***** Kutipan Teks

Ada juga yang mengatakan diambil dari kata: dharb (mengambil) keuntungan dengan saham yang dimiliki.
Dalam istilah bahasa Hijaaz disebut juga sebagai qiraadh, karena diambil dari katamuqaaradhah yang arinya penyamaan dan penyeimbangan. Seperti yang dikatakan



تَقَارَضَ الشَاعِرَانِ
“Dua orang penyair melakukan muqaaradhah,” yakni saling membandingkan syair-syair mereka. Disini perbandingan antara usaha pengelola modal dan modal yang dimiliki pihak pemodal, sehingga keduanya seimbang. Ada juga yang menyatakan bahwa kata itu diambil dari qardh yakni memotong. Mereka itu melakukan qardh terhadap kain, yakni menggigitnya hingga putus. Dalam kasus ini, pemilik modal memotong sebagian hartanya untuk diserahkan kepada pengelola modal, dan dia juga akan memotong keuntungan usahanya.

**********
***** Bahan

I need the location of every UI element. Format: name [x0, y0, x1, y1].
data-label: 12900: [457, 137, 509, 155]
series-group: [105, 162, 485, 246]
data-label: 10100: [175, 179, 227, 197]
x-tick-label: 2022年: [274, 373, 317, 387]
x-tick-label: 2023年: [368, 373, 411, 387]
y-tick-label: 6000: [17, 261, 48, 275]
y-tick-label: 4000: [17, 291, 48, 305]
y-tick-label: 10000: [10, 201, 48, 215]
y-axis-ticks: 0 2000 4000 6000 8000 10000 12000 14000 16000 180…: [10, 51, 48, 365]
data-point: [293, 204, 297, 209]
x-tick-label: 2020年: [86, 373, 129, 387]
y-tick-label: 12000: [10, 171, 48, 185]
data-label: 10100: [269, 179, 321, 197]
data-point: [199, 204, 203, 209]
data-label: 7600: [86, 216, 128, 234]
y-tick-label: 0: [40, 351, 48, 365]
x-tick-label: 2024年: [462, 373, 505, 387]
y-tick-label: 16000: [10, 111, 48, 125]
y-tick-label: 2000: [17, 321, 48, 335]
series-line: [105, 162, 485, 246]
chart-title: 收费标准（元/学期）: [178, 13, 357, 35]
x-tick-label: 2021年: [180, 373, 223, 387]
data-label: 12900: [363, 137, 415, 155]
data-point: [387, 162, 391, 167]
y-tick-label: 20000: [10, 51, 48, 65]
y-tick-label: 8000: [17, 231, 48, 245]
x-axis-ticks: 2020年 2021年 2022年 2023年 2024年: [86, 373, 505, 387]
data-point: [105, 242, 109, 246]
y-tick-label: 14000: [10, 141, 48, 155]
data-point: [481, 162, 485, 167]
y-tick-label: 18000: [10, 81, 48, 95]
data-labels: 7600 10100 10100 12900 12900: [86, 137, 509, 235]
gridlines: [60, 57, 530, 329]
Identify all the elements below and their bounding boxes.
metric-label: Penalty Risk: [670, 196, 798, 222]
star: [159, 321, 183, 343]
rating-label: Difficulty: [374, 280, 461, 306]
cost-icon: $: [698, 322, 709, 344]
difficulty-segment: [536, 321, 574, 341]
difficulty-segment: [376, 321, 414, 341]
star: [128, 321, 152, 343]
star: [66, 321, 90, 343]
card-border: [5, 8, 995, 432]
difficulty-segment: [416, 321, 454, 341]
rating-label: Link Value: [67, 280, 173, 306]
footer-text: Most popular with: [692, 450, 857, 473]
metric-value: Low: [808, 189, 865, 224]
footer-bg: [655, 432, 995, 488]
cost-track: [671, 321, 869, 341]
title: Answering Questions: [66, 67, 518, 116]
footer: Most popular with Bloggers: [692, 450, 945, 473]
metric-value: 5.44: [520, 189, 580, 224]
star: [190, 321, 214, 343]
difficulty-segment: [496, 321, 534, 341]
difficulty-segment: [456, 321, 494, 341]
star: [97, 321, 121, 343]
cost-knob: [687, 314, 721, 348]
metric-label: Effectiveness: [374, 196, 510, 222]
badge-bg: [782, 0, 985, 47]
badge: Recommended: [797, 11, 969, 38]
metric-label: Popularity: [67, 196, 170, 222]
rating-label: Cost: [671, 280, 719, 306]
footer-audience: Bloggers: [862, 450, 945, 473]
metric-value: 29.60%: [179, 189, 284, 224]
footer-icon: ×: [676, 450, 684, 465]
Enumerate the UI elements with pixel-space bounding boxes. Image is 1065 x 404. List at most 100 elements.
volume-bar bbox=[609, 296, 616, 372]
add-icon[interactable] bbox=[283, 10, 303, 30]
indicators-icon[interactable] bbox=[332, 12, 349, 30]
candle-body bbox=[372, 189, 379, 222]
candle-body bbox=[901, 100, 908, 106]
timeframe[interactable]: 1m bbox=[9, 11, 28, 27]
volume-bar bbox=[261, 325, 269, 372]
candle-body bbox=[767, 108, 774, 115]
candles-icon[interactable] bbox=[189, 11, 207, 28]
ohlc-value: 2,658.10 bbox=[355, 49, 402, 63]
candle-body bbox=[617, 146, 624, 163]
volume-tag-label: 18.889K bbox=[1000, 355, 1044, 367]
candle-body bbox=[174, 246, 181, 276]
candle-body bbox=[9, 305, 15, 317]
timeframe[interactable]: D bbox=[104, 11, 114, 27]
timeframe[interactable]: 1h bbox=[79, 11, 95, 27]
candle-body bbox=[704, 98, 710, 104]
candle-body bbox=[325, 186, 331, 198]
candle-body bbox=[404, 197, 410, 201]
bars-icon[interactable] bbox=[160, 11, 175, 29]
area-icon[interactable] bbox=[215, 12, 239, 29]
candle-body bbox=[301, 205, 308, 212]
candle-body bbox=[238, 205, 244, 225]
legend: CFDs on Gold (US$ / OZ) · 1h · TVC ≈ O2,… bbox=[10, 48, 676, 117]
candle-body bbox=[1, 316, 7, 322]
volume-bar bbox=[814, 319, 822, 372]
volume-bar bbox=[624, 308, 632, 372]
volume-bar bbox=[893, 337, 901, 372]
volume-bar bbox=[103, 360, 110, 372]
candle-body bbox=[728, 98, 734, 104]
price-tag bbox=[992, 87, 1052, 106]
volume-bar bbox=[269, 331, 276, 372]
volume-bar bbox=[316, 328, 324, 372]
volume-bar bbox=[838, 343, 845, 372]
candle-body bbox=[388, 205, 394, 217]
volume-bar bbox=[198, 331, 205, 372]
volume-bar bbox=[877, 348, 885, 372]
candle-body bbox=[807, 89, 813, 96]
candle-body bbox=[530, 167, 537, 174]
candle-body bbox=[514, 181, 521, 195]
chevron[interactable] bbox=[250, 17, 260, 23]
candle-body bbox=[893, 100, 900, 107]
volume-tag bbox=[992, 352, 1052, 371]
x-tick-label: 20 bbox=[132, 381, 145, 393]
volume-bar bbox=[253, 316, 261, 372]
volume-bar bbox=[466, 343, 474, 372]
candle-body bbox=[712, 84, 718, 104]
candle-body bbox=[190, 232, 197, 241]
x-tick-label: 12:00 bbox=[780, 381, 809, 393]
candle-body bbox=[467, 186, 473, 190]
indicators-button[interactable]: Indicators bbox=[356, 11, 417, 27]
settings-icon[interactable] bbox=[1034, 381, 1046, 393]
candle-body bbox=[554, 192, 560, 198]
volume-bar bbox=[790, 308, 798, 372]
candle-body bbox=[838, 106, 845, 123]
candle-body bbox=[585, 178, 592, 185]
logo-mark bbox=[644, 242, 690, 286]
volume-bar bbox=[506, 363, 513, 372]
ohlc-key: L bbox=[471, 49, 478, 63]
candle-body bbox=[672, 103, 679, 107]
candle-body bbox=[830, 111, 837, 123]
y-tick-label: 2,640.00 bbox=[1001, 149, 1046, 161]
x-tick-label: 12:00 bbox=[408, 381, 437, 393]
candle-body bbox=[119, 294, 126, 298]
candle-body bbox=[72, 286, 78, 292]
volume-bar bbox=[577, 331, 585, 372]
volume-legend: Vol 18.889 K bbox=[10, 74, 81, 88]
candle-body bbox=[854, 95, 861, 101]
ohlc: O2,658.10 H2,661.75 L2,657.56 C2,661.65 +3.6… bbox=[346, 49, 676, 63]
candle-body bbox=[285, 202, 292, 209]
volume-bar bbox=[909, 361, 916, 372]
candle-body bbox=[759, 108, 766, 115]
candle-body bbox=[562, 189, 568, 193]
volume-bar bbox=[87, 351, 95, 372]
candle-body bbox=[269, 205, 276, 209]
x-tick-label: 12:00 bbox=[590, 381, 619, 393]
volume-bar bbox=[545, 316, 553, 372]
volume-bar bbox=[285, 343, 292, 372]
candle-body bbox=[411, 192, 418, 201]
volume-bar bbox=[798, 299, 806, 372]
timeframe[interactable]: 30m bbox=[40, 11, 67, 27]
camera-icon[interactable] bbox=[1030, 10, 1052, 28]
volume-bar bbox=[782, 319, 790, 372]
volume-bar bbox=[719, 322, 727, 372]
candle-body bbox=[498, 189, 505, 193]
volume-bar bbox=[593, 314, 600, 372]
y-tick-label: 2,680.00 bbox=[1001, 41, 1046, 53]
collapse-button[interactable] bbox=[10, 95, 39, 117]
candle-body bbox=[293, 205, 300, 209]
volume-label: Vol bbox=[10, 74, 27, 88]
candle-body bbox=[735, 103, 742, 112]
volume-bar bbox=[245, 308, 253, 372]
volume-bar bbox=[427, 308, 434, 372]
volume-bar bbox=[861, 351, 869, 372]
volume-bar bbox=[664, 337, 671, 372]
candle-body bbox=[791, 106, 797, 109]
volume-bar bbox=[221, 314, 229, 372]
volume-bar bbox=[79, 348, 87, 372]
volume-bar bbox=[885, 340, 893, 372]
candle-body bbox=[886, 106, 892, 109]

**********

Dalam kutipan teks, sebutkan semua kata yang disebut sebagai asal istilah itu, masing-masing dengan arti yang diberikan untuknya. Baris-baris data tidak diperlukan untuk latihan ini.

[Jawaban Lengkap]
- dharb: mengambil (keuntungan dengan saham yang dimiliki)
- muqaaradhah: penyamaan dan penyeimbangan
- qardh: memotong